> _What is required_: Across the entries below, how many lines contain the word "Rating"? Give the number alone.

> _Material for this exercise_:
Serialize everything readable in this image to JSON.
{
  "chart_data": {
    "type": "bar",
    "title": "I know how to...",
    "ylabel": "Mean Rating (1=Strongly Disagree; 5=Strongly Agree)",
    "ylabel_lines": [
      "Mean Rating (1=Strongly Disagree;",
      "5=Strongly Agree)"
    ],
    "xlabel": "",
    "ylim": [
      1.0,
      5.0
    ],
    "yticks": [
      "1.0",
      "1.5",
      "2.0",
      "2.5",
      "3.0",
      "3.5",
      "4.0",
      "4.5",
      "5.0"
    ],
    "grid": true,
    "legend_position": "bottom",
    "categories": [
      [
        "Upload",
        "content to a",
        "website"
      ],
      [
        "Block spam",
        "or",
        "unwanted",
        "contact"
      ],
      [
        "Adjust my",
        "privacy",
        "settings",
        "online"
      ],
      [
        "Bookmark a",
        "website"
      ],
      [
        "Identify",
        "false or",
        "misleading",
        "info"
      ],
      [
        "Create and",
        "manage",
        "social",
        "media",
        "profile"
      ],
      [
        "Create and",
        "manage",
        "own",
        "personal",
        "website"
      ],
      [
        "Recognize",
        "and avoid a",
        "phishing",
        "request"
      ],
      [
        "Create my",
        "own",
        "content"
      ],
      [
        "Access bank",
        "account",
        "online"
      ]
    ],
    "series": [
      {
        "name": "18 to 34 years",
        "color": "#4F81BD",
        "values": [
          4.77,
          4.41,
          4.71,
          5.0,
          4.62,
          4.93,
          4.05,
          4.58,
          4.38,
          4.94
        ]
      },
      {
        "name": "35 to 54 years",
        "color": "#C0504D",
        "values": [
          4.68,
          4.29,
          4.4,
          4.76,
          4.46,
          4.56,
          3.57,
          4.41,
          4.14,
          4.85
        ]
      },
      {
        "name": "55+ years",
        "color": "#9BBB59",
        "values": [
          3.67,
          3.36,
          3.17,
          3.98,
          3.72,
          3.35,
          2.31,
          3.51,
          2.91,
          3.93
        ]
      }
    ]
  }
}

> _Correct answer_: 2